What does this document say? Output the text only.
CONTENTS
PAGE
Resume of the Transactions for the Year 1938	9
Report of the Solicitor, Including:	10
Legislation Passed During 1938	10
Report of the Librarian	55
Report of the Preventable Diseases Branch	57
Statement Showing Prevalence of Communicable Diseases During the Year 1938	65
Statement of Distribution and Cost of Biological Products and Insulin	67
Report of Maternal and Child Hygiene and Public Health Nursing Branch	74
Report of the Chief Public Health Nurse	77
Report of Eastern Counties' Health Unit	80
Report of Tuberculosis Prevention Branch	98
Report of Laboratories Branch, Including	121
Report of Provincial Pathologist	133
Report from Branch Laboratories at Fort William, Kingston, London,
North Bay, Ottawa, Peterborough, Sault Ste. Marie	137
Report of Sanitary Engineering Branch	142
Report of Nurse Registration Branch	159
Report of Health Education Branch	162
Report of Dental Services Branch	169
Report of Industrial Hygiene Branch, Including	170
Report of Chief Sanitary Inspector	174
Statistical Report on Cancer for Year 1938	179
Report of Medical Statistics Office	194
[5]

**Set task**. The lines above should be duplicated exactly.

**Result below**.
What does this document say? Output the text only.
CONTENTS
PAGE
Resume of the Transactions for the Year 1938	9
Report of the Solicitor, Including:	10
Legislation Passed During 1938	10
Report of the Librarian	55
Report of the Preventable Diseases Branch	57
Statement Showing Prevalence of Communicable Diseases During the Year 1938	65
Statement of Distribution and Cost of Biological Products and Insulin	67
Report of Maternal and Child Hygiene and Public Health Nursing Branch	74
Report of the Chief Public Health Nurse	77
Report of Eastern Counties' Health Unit	80
Report of Tuberculosis Prevention Branch	98
Report of Laboratories Branch, Including	121
Report of Provincial Pathologist	133
Report from Branch Laboratories at Fort William, Kingston, London,
North Bay, Ottawa, Peterborough, Sault Ste. Marie	137
Report of Sanitary Engineering Branch	142
Report of Nurse Registration Branch	159
Report of Health Education Branch	162
Report of Dental Services Branch	169
Report of Industrial Hygiene Branch, Including	170
Report of Chief Sanitary Inspector	174
Statistical Report on Cancer for Year 1938	179
Report of Medical Statistics Office	194
[5]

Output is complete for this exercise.